--- What to work on ---
Copy every line of the listing exactly.
======== Data in this exercise
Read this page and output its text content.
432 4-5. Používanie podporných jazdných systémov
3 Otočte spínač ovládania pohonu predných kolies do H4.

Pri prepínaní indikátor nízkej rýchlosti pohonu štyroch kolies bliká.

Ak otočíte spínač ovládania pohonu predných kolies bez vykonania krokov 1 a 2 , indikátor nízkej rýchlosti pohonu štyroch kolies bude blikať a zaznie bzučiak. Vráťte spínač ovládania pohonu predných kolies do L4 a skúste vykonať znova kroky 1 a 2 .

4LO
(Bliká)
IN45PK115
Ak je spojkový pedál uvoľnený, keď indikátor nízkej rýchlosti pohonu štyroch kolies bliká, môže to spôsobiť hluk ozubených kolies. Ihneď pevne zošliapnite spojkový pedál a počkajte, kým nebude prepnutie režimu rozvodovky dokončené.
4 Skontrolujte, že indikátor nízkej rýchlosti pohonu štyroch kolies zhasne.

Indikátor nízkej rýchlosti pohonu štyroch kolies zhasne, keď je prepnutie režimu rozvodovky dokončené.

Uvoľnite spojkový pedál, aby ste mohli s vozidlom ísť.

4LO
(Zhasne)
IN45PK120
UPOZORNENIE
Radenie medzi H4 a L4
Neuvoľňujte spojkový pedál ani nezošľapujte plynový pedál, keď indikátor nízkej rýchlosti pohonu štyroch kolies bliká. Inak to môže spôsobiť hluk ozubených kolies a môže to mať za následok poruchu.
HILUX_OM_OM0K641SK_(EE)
================
--- Output of the exercise ---
Read this page and output its text content.
432 4-5. Používanie podporných jazdných systémov
3 Otočte spínač ovládania pohonu predných kolies do H4.

Pri prepínaní indikátor nízkej rýchlosti pohonu štyroch kolies bliká.

Ak otočíte spínač ovládania pohonu predných kolies bez vykonania krokov 1 a 2 , indikátor nízkej rýchlosti pohonu štyroch kolies bude blikať a zaznie bzučiak. Vráťte spínač ovládania pohonu predných kolies do L4 a skúste vykonať znova kroky 1 a 2 .

4LO
(Bliká)
IN45PK115
Ak je spojkový pedál uvoľnený, keď indikátor nízkej rýchlosti pohonu štyroch kolies bliká, môže to spôsobiť hluk ozubených kolies. Ihneď pevne zošliapnite spojkový pedál a počkajte, kým nebude prepnutie režimu rozvodovky dokončené.
4 Skontrolujte, že indikátor nízkej rýchlosti pohonu štyroch kolies zhasne.

Indikátor nízkej rýchlosti pohonu štyroch kolies zhasne, keď je prepnutie režimu rozvodovky dokončené.

Uvoľnite spojkový pedál, aby ste mohli s vozidlom ísť.

4LO
(Zhasne)
IN45PK120
UPOZORNENIE
Radenie medzi H4 a L4
Neuvoľňujte spojkový pedál ani nezošľapujte plynový pedál, keď indikátor nízkej rýchlosti pohonu štyroch kolies bliká. Inak to môže spôsobiť hluk ozubených kolies a môže to mať za následok poruchu.
HILUX_OM_OM0K641SK_(EE)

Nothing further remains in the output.